# What you have to do
Print the listing that follows, character for character.

┏━━

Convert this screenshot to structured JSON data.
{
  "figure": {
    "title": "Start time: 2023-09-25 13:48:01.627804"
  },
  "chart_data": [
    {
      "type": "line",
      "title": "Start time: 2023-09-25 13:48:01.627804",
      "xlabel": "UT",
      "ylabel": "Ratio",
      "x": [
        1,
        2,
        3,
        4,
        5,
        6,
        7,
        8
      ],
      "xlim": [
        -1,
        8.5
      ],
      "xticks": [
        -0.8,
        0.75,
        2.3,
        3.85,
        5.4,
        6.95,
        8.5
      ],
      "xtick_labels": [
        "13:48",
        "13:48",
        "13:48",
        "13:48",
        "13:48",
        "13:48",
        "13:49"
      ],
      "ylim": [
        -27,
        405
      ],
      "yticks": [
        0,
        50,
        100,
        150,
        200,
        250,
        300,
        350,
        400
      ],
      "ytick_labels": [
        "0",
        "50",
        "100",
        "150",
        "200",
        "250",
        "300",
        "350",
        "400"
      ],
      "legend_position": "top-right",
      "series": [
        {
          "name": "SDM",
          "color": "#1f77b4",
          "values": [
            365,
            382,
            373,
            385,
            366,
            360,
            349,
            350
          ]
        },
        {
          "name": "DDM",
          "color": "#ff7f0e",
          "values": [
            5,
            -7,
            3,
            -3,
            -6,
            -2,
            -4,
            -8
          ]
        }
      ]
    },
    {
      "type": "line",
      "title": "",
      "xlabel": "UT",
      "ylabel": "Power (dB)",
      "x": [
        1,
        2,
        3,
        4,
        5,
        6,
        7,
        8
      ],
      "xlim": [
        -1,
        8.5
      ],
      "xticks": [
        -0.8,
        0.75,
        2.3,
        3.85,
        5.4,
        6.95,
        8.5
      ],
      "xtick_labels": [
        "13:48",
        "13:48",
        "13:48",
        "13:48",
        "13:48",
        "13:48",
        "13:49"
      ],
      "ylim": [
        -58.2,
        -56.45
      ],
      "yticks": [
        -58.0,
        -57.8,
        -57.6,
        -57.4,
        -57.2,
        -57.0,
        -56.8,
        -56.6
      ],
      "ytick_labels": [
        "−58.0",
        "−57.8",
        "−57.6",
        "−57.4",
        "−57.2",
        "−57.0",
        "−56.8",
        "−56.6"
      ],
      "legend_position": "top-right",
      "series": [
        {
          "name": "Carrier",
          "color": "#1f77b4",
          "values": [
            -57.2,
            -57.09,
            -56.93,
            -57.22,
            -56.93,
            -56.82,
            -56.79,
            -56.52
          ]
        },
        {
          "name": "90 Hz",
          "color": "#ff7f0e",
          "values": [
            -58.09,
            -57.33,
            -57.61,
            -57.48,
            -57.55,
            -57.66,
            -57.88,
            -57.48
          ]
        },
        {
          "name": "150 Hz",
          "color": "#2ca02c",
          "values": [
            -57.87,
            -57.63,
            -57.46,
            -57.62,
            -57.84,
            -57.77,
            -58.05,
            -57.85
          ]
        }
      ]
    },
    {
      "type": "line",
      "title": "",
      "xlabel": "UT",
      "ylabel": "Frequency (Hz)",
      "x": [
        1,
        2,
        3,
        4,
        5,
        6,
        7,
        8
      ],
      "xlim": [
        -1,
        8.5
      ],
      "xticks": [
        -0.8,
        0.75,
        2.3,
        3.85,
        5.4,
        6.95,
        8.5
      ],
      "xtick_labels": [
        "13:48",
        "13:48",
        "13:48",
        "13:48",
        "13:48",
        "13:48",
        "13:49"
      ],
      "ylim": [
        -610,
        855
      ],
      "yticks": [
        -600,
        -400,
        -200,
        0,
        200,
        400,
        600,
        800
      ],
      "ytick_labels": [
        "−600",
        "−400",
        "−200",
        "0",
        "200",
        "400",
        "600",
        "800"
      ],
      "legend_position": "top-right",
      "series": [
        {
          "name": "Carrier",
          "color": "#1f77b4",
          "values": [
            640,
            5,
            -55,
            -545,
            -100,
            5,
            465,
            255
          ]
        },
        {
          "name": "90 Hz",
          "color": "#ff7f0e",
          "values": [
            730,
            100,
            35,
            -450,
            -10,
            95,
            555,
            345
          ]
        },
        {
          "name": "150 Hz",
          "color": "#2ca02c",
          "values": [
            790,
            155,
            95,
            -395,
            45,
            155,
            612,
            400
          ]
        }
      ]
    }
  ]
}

┗━━

# Expected output
Convert this screenshot to structured JSON data.
{
  "figure": {
    "title": "Start time: 2023-09-25 13:48:01.627804"
  },
  "chart_data": [
    {
      "type": "line",
      "title": "Start time: 2023-09-25 13:48:01.627804",
      "xlabel": "UT",
      "ylabel": "Ratio",
      "x": [
        1,
        2,
        3,
        4,
        5,
        6,
        7,
        8
      ],
      "xlim": [
        -1,
        8.5
      ],
      "xticks": [
        -0.8,
        0.75,
        2.3,
        3.85,
        5.4,
        6.95,
        8.5
      ],
      "xtick_labels": [
        "13:48",
        "13:48",
        "13:48",
        "13:48",
        "13:48",
        "13:48",
        "13:49"
      ],
      "ylim": [
        -27,
        405
      ],
      "yticks": [
        0,
        50,
        100,
        150,
        200,
        250,
        300,
        350,
        400
      ],
      "ytick_labels": [
        "0",
        "50",
        "100",
        "150",
        "200",
        "250",
        "300",
        "350",
        "400"
      ],
      "legend_position": "top-right",
      "series": [
        {
          "name": "SDM",
          "color": "#1f77b4",
          "values": [
            365,
            382,
            373,
            385,
            366,
            360,
            349,
            350
          ]
        },
        {
          "name": "DDM",
          "color": "#ff7f0e",
          "values": [
            5,
            -7,
            3,
            -3,
            -6,
            -2,
            -4,
            -8
          ]
        }
      ]
    },
    {
      "type": "line",
      "title": "",
      "xlabel": "UT",
      "ylabel": "Power (dB)",
      "x": [
        1,
        2,
        3,
        4,
        5,
        6,
        7,
        8
      ],
      "xlim": [
        -1,
        8.5
      ],
      "xticks": [
        -0.8,
        0.75,
        2.3,
        3.85,
        5.4,
        6.95,
        8.5
      ],
      "xtick_labels": [
        "13:48",
        "13:48",
        "13:48",
        "13:48",
        "13:48",
        "13:48",
        "13:49"
      ],
      "ylim": [
        -58.2,
        -56.45
      ],
      "yticks": [
        -58.0,
        -57.8,
        -57.6,
        -57.4,
        -57.2,
        -57.0,
        -56.8,
        -56.6
      ],
      "ytick_labels": [
        "−58.0",
        "−57.8",
        "−57.6",
        "−57.4",
        "−57.2",
        "−57.0",
        "−56.8",
        "−56.6"
      ],
      "legend_position": "top-right",
      "series": [
        {
          "name": "Carrier",
          "color": "#1f77b4",
          "values": [
            -57.2,
            -57.09,
            -56.93,
            -57.22,
            -56.93,
            -56.82,
            -56.79,
            -56.52
          ]
        },
        {
          "name": "90 Hz",
          "color": "#ff7f0e",
          "values": [
            -58.09,
            -57.33,
            -57.61,
            -57.48,
            -57.55,
            -57.66,
            -57.88,
            -57.48
          ]
        },
        {
          "name": "150 Hz",
          "color": "#2ca02c",
          "values": [
            -57.87,
            -57.63,
            -57.46,
            -57.62,
            -57.84,
            -57.77,
            -58.05,
            -57.85
          ]
        }
      ]
    },
    {
      "type": "line",
      "title": "",
      "xlabel": "UT",
      "ylabel": "Frequency (Hz)",
      "x": [
        1,
        2,
        3,
        4,
        5,
        6,
        7,
        8
      ],
      "xlim": [
        -1,
        8.5
      ],
      "xticks": [
        -0.8,
        0.75,
        2.3,
        3.85,
        5.4,
        6.95,
        8.5
      ],
      "xtick_labels": [
        "13:48",
        "13:48",
        "13:48",
        "13:48",
        "13:48",
        "13:48",
        "13:49"
      ],
      "ylim": [
        -610,
        855
      ],
      "yticks": [
        -600,
        -400,
        -200,
        0,
        200,
        400,
        600,
        800
      ],
      "ytick_labels": [
        "−600",
        "−400",
        "−200",
        "0",
        "200",
        "400",
        "600",
        "800"
      ],
      "legend_position": "top-right",
      "series": [
        {
          "name": "Carrier",
          "color": "#1f77b4",
          "values": [
            640,
            5,
            -55,
            -545,
            -100,
            5,
            465,
            255
          ]
        },
        {
          "name": "90 Hz",
          "color": "#ff7f0e",
          "values": [
            730,
            100,
            35,
            -450,
            -10,
            95,
            555,
            345
          ]
        },
        {
          "name": "150 Hz",
          "color": "#2ca02c",
          "values": [
            790,
            155,
            95,
            -395,
            45,
            155,
            612,
            400
          ]
        }
      ]
    }
  ]
}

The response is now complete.